Locate the string "JSON" throughout the material and copy every line in which it occurs.

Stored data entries
——
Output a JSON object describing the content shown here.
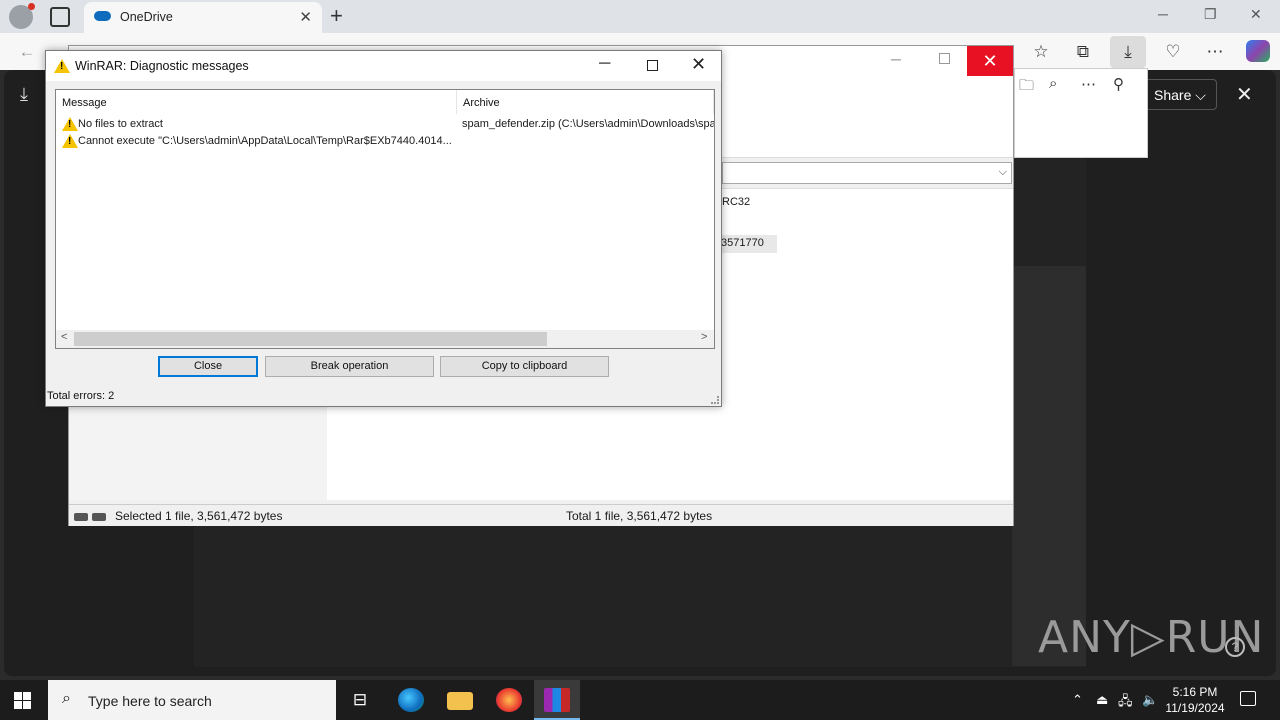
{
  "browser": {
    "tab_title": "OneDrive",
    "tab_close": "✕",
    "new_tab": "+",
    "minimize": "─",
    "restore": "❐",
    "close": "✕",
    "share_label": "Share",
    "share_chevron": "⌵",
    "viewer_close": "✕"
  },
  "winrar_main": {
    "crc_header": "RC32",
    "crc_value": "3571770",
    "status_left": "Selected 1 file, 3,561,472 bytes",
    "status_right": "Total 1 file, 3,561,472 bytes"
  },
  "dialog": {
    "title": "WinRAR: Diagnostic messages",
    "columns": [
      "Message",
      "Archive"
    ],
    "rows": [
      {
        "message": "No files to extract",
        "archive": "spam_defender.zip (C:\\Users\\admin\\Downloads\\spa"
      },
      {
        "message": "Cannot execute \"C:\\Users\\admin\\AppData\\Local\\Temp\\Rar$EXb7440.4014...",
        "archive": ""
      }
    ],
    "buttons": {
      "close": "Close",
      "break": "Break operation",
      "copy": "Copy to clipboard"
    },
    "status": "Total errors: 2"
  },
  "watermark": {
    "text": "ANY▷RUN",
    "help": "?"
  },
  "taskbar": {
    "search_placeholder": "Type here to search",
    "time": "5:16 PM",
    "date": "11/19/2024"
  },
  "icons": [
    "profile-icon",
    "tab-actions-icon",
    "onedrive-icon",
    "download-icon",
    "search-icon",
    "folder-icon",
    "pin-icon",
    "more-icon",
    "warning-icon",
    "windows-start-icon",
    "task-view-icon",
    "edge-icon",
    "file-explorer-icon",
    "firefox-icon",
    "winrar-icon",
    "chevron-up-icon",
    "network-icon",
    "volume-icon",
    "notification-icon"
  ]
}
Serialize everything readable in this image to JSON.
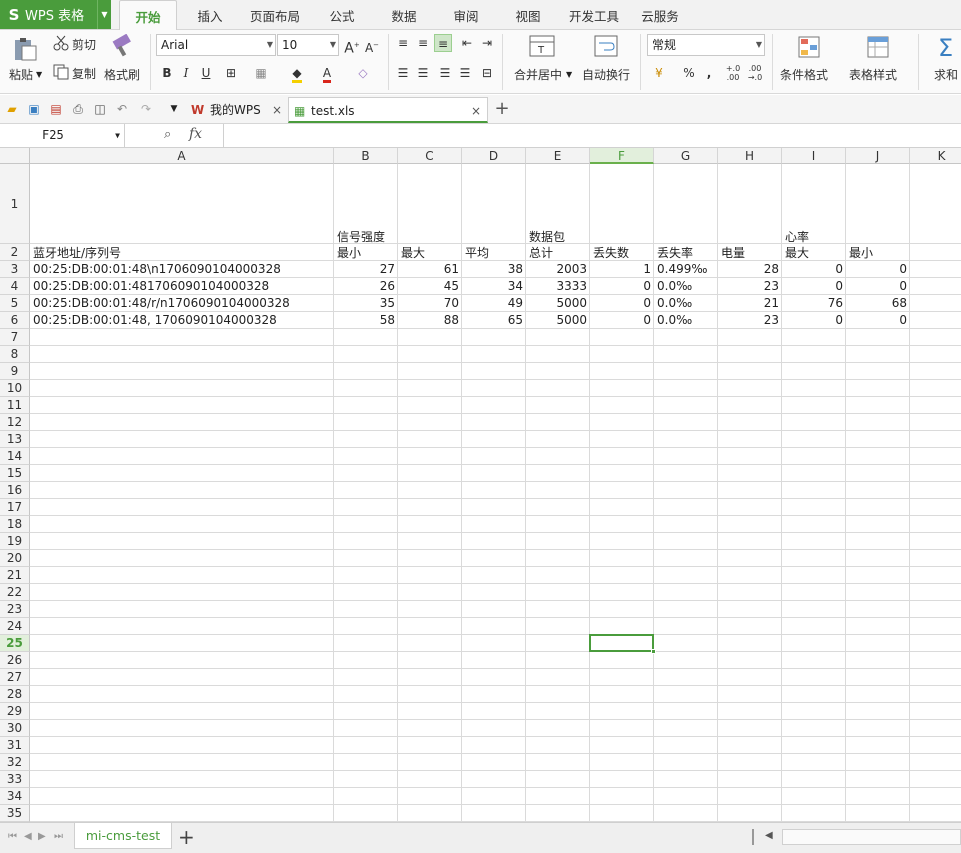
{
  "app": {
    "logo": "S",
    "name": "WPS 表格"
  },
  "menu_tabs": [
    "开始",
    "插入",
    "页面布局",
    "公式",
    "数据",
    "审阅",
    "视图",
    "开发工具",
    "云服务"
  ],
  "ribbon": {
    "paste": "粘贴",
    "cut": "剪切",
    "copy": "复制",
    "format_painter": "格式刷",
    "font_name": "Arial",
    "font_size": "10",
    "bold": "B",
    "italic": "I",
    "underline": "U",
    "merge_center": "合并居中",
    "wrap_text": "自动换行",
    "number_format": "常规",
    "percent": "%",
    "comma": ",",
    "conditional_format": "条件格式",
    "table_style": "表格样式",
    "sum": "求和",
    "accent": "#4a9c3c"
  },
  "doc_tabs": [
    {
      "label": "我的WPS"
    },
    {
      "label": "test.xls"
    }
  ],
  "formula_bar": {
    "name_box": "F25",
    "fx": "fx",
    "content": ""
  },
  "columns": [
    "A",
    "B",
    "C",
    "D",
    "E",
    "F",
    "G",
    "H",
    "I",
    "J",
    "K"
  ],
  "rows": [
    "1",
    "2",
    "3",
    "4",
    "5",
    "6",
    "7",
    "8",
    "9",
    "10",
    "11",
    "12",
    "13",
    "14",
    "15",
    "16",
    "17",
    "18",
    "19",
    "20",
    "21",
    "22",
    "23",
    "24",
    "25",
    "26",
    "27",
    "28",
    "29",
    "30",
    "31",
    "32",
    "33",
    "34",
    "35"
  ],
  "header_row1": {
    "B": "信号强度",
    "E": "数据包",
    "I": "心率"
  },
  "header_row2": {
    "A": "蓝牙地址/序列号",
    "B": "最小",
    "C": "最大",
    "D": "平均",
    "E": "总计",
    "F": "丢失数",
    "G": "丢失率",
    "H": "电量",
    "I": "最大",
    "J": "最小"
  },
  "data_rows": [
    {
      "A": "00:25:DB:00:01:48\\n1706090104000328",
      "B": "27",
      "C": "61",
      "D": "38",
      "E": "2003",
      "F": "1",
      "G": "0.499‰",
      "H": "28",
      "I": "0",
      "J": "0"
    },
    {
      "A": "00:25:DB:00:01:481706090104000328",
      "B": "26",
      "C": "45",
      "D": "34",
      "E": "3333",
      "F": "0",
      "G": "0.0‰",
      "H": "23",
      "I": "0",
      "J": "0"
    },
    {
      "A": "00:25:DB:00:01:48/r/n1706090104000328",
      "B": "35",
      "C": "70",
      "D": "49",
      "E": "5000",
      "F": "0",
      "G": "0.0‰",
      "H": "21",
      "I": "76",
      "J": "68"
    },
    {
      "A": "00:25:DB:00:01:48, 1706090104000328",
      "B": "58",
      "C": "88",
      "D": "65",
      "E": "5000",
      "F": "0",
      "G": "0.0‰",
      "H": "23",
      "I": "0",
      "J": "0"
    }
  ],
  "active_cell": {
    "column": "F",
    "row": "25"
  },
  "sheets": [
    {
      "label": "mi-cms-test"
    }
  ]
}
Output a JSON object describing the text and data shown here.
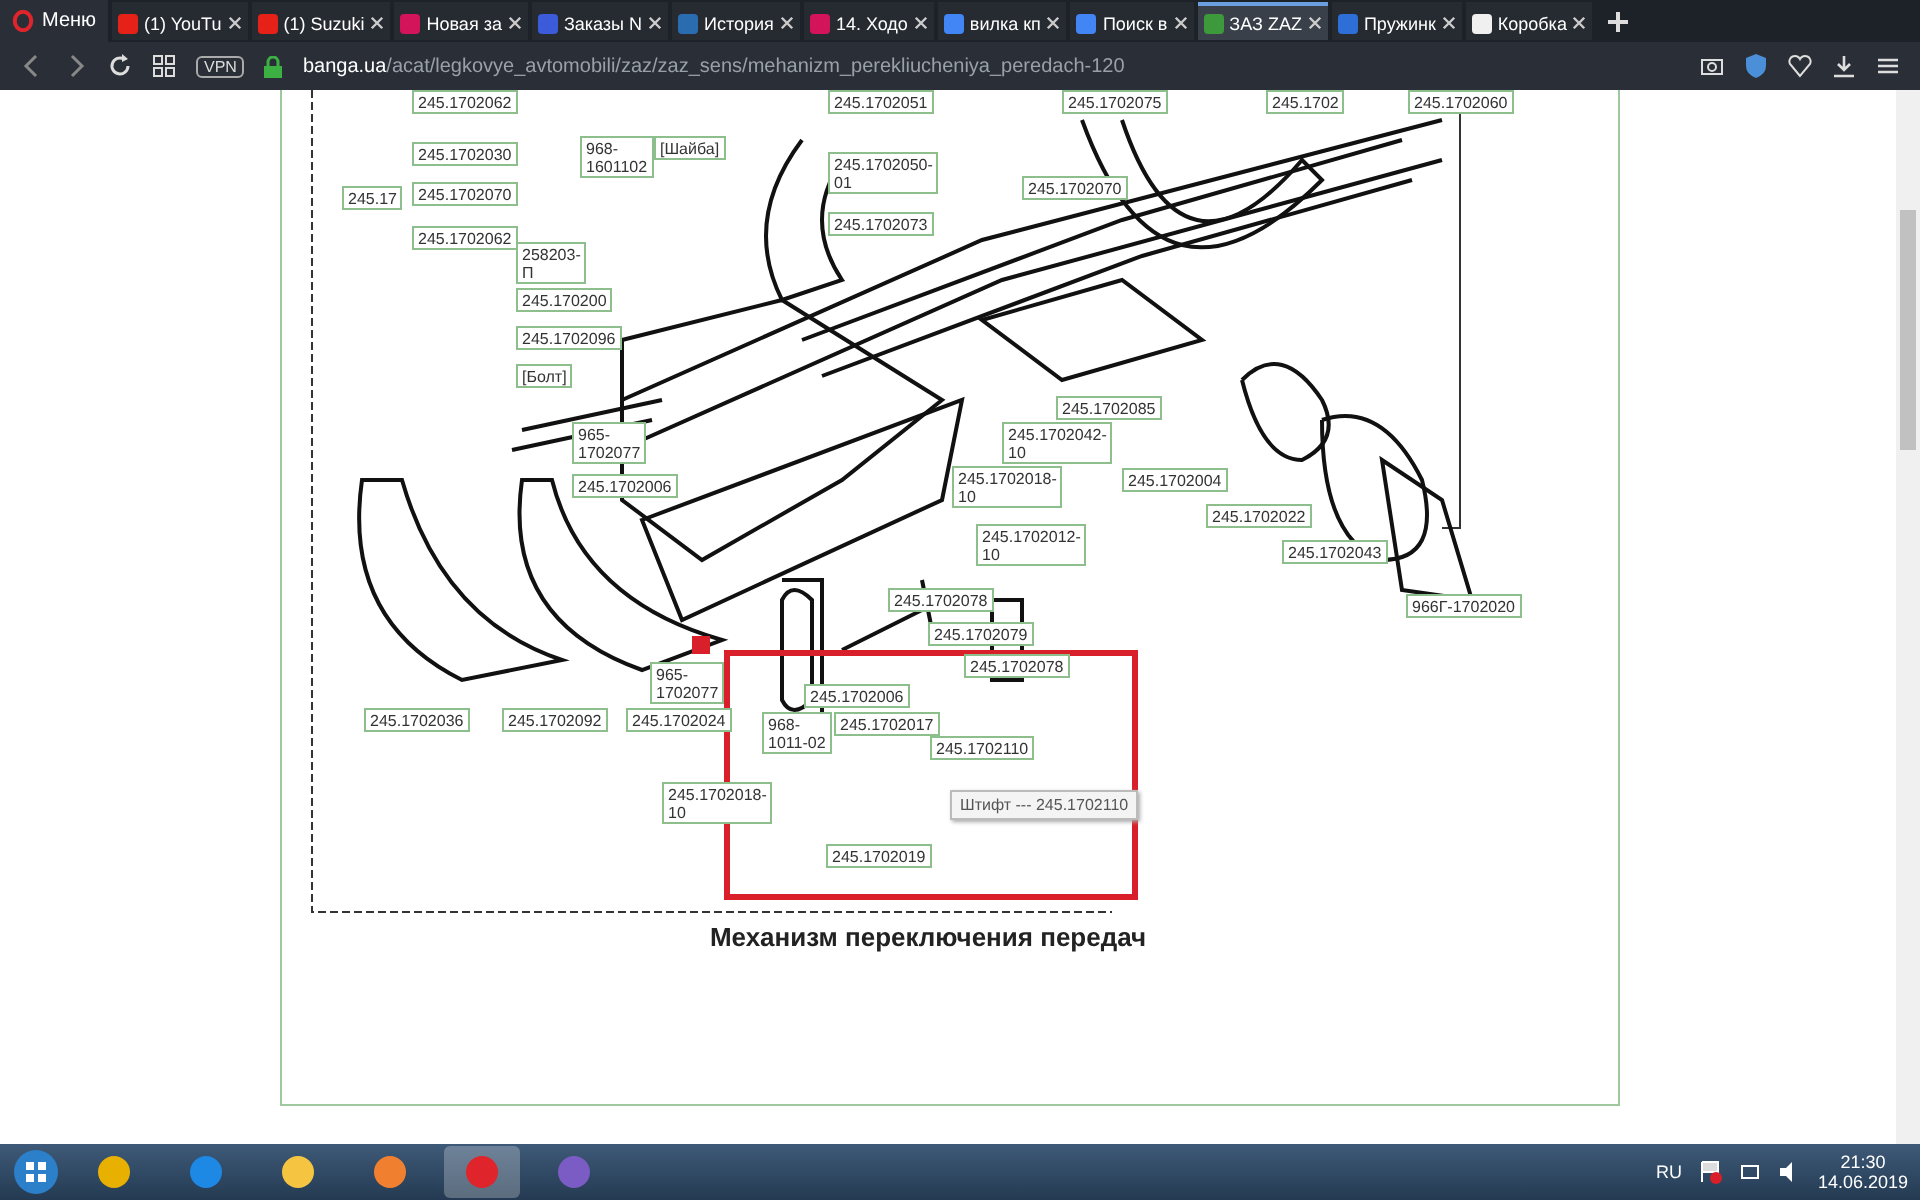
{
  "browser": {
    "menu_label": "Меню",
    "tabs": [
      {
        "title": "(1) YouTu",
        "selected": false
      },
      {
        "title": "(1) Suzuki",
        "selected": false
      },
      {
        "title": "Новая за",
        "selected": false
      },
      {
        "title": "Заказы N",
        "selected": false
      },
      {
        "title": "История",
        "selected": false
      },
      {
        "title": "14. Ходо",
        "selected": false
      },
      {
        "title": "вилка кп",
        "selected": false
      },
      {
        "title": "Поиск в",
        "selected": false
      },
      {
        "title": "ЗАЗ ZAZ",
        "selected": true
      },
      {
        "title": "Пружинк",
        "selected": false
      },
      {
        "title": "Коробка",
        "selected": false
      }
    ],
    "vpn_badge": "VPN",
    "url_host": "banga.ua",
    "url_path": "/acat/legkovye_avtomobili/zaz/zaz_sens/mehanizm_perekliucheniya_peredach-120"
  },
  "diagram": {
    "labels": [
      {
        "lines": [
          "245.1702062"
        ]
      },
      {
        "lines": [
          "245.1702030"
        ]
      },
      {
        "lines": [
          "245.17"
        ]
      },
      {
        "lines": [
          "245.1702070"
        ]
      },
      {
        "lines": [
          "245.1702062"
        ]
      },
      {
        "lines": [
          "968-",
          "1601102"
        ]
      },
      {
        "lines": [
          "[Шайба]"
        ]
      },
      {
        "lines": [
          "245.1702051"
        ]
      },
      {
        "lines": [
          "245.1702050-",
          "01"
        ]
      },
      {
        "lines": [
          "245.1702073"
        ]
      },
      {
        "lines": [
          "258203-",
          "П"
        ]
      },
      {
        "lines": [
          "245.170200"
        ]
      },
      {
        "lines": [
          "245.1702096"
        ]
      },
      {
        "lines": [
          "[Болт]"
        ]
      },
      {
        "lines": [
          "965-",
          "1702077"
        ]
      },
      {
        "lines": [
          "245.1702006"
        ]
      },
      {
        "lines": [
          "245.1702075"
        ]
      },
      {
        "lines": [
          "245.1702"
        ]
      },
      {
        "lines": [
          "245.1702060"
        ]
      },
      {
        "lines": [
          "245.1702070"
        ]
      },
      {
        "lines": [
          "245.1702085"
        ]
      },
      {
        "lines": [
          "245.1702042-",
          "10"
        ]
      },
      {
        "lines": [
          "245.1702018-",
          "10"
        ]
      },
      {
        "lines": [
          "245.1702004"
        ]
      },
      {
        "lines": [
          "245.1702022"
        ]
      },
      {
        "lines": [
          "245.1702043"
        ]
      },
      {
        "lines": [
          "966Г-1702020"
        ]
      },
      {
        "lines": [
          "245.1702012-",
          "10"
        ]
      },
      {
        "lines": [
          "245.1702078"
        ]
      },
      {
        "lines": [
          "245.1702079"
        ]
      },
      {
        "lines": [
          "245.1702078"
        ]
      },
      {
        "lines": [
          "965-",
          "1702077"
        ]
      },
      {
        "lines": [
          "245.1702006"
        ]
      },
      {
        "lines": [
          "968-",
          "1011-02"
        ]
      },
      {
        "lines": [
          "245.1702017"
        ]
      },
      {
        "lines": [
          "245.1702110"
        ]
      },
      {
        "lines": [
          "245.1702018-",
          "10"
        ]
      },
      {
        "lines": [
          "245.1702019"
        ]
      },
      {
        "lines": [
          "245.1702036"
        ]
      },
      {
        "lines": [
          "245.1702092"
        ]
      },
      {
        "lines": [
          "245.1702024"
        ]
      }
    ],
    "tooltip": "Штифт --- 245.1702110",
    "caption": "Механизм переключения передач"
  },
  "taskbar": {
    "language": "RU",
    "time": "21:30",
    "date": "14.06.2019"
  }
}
——
Exercise solution>
Output a JSON object describing the content shown here.
Serialize everything readable in this image to JSON.
Output a JSON object describing the text and data shown here.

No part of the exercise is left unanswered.